What to work on = Print the listing below exactly.

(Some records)
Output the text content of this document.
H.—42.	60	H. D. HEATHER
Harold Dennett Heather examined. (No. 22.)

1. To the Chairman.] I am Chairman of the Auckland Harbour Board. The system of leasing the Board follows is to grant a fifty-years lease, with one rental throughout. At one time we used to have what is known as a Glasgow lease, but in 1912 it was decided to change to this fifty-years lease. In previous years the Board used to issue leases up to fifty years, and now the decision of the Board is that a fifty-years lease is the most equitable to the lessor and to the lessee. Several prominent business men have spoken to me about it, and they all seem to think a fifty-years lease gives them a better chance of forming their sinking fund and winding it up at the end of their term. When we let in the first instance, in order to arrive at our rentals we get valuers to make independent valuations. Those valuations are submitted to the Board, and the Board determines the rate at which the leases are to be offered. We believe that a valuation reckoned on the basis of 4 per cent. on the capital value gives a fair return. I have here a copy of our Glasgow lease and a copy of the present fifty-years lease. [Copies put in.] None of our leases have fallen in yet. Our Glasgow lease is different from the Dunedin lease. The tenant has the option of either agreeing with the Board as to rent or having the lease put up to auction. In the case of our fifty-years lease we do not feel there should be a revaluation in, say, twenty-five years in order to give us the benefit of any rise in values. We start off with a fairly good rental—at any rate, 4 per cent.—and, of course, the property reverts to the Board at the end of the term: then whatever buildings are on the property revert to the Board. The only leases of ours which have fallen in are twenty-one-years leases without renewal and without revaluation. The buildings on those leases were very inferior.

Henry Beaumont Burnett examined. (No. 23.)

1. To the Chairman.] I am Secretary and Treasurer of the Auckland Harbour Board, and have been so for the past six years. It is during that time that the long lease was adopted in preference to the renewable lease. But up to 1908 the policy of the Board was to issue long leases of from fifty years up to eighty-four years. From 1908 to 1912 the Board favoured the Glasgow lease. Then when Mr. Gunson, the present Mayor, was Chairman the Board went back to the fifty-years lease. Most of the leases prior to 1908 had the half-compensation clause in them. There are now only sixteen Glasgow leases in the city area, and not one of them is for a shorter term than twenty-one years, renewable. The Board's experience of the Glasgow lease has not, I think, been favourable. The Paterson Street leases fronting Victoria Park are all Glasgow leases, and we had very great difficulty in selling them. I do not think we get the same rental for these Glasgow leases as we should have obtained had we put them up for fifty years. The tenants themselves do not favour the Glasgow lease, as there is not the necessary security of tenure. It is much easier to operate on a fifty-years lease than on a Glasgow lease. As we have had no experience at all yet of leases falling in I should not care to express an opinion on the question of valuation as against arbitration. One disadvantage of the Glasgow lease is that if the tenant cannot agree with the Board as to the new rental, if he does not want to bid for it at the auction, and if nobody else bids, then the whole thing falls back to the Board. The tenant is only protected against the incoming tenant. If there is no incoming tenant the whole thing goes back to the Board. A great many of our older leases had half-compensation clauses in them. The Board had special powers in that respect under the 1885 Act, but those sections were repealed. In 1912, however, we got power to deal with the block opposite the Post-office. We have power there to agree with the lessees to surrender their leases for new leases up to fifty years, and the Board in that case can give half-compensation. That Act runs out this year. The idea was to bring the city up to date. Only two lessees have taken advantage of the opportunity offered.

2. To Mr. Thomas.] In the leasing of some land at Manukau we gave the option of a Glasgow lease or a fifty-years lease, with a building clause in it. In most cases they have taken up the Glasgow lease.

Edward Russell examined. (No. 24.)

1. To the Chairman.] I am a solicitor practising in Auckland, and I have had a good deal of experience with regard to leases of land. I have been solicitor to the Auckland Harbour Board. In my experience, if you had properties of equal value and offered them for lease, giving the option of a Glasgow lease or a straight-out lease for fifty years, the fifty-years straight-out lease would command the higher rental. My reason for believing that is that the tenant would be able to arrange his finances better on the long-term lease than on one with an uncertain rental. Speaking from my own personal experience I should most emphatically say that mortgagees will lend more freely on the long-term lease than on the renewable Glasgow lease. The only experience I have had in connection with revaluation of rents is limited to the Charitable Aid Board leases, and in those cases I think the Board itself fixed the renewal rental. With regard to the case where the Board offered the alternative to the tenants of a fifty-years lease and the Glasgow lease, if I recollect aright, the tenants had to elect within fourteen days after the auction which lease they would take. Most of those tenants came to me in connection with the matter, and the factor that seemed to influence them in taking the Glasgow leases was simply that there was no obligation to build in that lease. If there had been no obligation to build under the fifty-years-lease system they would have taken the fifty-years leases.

Solution below =
Output the text content of this document.
H.—42.	60	H. D. HEATHER
Harold Dennett Heather examined. (No. 22.)

1. To the Chairman.] I am Chairman of the Auckland Harbour Board. The system of leasing the Board follows is to grant a fifty-years lease, with one rental throughout. At one time we used to have what is known as a Glasgow lease, but in 1912 it was decided to change to this fifty-years lease. In previous years the Board used to issue leases up to fifty years, and now the decision of the Board is that a fifty-years lease is the most equitable to the lessor and to the lessee. Several prominent business men have spoken to me about it, and they all seem to think a fifty-years lease gives them a better chance of forming their sinking fund and winding it up at the end of their term. When we let in the first instance, in order to arrive at our rentals we get valuers to make independent valuations. Those valuations are submitted to the Board, and the Board determines the rate at which the leases are to be offered. We believe that a valuation reckoned on the basis of 4 per cent. on the capital value gives a fair return. I have here a copy of our Glasgow lease and a copy of the present fifty-years lease. [Copies put in.] None of our leases have fallen in yet. Our Glasgow lease is different from the Dunedin lease. The tenant has the option of either agreeing with the Board as to rent or having the lease put up to auction. In the case of our fifty-years lease we do not feel there should be a revaluation in, say, twenty-five years in order to give us the benefit of any rise in values. We start off with a fairly good rental—at any rate, 4 per cent.—and, of course, the property reverts to the Board at the end of the term: then whatever buildings are on the property revert to the Board. The only leases of ours which have fallen in are twenty-one-years leases without renewal and without revaluation. The buildings on those leases were very inferior.

Henry Beaumont Burnett examined. (No. 23.)

1. To the Chairman.] I am Secretary and Treasurer of the Auckland Harbour Board, and have been so for the past six years. It is during that time that the long lease was adopted in preference to the renewable lease. But up to 1908 the policy of the Board was to issue long leases of from fifty years up to eighty-four years. From 1908 to 1912 the Board favoured the Glasgow lease. Then when Mr. Gunson, the present Mayor, was Chairman the Board went back to the fifty-years lease. Most of the leases prior to 1908 had the half-compensation clause in them. There are now only sixteen Glasgow leases in the city area, and not one of them is for a shorter term than twenty-one years, renewable. The Board's experience of the Glasgow lease has not, I think, been favourable. The Paterson Street leases fronting Victoria Park are all Glasgow leases, and we had very great difficulty in selling them. I do not think we get the same rental for these Glasgow leases as we should have obtained had we put them up for fifty years. The tenants themselves do not favour the Glasgow lease, as there is not the necessary security of tenure. It is much easier to operate on a fifty-years lease than on a Glasgow lease. As we have had no experience at all yet of leases falling in I should not care to express an opinion on the question of valuation as against arbitration. One disadvantage of the Glasgow lease is that if the tenant cannot agree with the Board as to the new rental, if he does not want to bid for it at the auction, and if nobody else bids, then the whole thing falls back to the Board. The tenant is only protected against the incoming tenant. If there is no incoming tenant the whole thing goes back to the Board. A great many of our older leases had half-compensation clauses in them. The Board had special powers in that respect under the 1885 Act, but those sections were repealed. In 1912, however, we got power to deal with the block opposite the Post-office. We have power there to agree with the lessees to surrender their leases for new leases up to fifty years, and the Board in that case can give half-compensation. That Act runs out this year. The idea was to bring the city up to date. Only two lessees have taken advantage of the opportunity offered.

2. To Mr. Thomas.] In the leasing of some land at Manukau we gave the option of a Glasgow lease or a fifty-years lease, with a building clause in it. In most cases they have taken up the Glasgow lease.

Edward Russell examined. (No. 24.)

1. To the Chairman.] I am a solicitor practising in Auckland, and I have had a good deal of experience with regard to leases of land. I have been solicitor to the Auckland Harbour Board. In my experience, if you had properties of equal value and offered them for lease, giving the option of a Glasgow lease or a straight-out lease for fifty years, the fifty-years straight-out lease would command the higher rental. My reason for believing that is that the tenant would be able to arrange his finances better on the long-term lease than on one with an uncertain rental. Speaking from my own personal experience I should most emphatically say that mortgagees will lend more freely on the long-term lease than on the renewable Glasgow lease. The only experience I have had in connection with revaluation of rents is limited to the Charitable Aid Board leases, and in those cases I think the Board itself fixed the renewal rental. With regard to the case where the Board offered the alternative to the tenants of a fifty-years lease and the Glasgow lease, if I recollect aright, the tenants had to elect within fourteen days after the auction which lease they would take. Most of those tenants came to me in connection with the matter, and the factor that seemed to influence them in taking the Glasgow leases was simply that there was no obligation to build in that lease. If there had been no obligation to build under the fifty-years-lease system they would have taken the fifty-years leases.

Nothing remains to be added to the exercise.